(Work required) Reproduce the lines below from the one that contains "Extract the structured" through the end, inclusive, and add nothing.
[START OF Information given]
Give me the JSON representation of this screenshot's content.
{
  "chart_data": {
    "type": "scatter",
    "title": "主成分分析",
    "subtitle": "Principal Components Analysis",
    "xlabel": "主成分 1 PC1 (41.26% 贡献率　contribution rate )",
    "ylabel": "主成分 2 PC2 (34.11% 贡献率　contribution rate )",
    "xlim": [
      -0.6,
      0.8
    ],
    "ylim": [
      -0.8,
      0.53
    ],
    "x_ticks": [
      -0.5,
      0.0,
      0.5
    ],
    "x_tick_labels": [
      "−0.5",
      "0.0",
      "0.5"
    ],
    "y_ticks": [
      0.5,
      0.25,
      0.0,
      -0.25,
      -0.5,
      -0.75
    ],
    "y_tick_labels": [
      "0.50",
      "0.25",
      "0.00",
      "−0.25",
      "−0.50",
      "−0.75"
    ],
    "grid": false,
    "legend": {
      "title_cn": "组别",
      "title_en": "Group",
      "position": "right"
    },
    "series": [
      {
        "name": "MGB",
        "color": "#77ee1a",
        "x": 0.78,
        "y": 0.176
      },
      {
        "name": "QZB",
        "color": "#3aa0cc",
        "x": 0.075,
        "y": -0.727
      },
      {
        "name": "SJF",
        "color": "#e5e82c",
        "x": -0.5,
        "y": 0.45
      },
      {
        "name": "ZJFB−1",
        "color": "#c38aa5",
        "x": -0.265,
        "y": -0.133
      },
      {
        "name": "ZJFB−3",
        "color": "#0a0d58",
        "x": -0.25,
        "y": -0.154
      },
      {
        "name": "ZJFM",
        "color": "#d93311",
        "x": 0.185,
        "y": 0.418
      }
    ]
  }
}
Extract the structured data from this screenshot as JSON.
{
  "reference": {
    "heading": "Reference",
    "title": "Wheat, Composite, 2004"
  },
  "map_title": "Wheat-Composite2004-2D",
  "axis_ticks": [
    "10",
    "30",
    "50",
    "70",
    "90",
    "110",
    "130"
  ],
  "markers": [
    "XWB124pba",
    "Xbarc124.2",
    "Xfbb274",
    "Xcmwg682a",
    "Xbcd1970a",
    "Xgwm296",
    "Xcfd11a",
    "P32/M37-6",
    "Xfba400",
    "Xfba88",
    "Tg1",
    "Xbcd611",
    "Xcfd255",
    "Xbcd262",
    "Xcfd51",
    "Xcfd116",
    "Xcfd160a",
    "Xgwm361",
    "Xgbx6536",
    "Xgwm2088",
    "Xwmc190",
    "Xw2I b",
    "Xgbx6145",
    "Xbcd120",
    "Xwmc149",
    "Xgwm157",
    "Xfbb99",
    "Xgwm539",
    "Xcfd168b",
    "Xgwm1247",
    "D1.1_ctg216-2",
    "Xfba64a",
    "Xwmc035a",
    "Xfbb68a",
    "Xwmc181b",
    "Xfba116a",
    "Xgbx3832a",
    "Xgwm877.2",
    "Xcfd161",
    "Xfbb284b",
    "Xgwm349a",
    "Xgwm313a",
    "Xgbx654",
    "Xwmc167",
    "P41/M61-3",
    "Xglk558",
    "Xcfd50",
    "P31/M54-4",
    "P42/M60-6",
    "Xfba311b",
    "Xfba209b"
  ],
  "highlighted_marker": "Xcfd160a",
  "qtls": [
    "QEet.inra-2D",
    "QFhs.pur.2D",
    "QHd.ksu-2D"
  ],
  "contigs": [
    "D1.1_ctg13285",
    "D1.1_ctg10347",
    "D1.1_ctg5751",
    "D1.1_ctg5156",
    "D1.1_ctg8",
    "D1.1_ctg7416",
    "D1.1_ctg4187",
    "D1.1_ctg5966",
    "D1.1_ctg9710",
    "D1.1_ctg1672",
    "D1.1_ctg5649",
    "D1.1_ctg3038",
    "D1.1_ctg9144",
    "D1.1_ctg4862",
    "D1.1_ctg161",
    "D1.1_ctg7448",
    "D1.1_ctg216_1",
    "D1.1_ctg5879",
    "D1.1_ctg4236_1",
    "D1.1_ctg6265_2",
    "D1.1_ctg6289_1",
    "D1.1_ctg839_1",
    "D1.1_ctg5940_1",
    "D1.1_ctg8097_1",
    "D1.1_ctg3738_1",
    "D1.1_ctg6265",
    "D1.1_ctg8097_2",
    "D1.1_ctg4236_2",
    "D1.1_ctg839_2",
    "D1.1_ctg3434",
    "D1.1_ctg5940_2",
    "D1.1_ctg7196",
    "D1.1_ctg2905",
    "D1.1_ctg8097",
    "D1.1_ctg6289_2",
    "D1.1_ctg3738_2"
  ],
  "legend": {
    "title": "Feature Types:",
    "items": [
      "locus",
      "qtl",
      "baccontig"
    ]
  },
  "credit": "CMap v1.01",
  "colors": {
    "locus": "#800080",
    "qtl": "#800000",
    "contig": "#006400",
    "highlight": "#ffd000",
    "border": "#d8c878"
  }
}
[END OF Information given]
(Exercise answer)
Extract the structured data from this screenshot as JSON.
{
  "reference": {
    "heading": "Reference",
    "title": "Wheat, Composite, 2004"
  },
  "map_title": "Wheat-Composite2004-2D",
  "axis_ticks": [
    "10",
    "30",
    "50",
    "70",
    "90",
    "110",
    "130"
  ],
  "markers": [
    "XWB124pba",
    "Xbarc124.2",
    "Xfbb274",
    "Xcmwg682a",
    "Xbcd1970a",
    "Xgwm296",
    "Xcfd11a",
    "P32/M37-6",
    "Xfba400",
    "Xfba88",
    "Tg1",
    "Xbcd611",
    "Xcfd255",
    "Xbcd262",
    "Xcfd51",
    "Xcfd116",
    "Xcfd160a",
    "Xgwm361",
    "Xgbx6536",
    "Xgwm2088",
    "Xwmc190",
    "Xw2I b",
    "Xgbx6145",
    "Xbcd120",
    "Xwmc149",
    "Xgwm157",
    "Xfbb99",
    "Xgwm539",
    "Xcfd168b",
    "Xgwm1247",
    "D1.1_ctg216-2",
    "Xfba64a",
    "Xwmc035a",
    "Xfbb68a",
    "Xwmc181b",
    "Xfba116a",
    "Xgbx3832a",
    "Xgwm877.2",
    "Xcfd161",
    "Xfbb284b",
    "Xgwm349a",
    "Xgwm313a",
    "Xgbx654",
    "Xwmc167",
    "P41/M61-3",
    "Xglk558",
    "Xcfd50",
    "P31/M54-4",
    "P42/M60-6",
    "Xfba311b",
    "Xfba209b"
  ],
  "highlighted_marker": "Xcfd160a",
  "qtls": [
    "QEet.inra-2D",
    "QFhs.pur.2D",
    "QHd.ksu-2D"
  ],
  "contigs": [
    "D1.1_ctg13285",
    "D1.1_ctg10347",
    "D1.1_ctg5751",
    "D1.1_ctg5156",
    "D1.1_ctg8",
    "D1.1_ctg7416",
    "D1.1_ctg4187",
    "D1.1_ctg5966",
    "D1.1_ctg9710",
    "D1.1_ctg1672",
    "D1.1_ctg5649",
    "D1.1_ctg3038",
    "D1.1_ctg9144",
    "D1.1_ctg4862",
    "D1.1_ctg161",
    "D1.1_ctg7448",
    "D1.1_ctg216_1",
    "D1.1_ctg5879",
    "D1.1_ctg4236_1",
    "D1.1_ctg6265_2",
    "D1.1_ctg6289_1",
    "D1.1_ctg839_1",
    "D1.1_ctg5940_1",
    "D1.1_ctg8097_1",
    "D1.1_ctg3738_1",
    "D1.1_ctg6265",
    "D1.1_ctg8097_2",
    "D1.1_ctg4236_2",
    "D1.1_ctg839_2",
    "D1.1_ctg3434",
    "D1.1_ctg5940_2",
    "D1.1_ctg7196",
    "D1.1_ctg2905",
    "D1.1_ctg8097",
    "D1.1_ctg6289_2",
    "D1.1_ctg3738_2"
  ],
  "legend": {
    "title": "Feature Types:",
    "items": [
      "locus",
      "qtl",
      "baccontig"
    ]
  },
  "credit": "CMap v1.01",
  "colors": {
    "locus": "#800080",
    "qtl": "#800000",
    "contig": "#006400",
    "highlight": "#ffd000",
    "border": "#d8c878"
  }
}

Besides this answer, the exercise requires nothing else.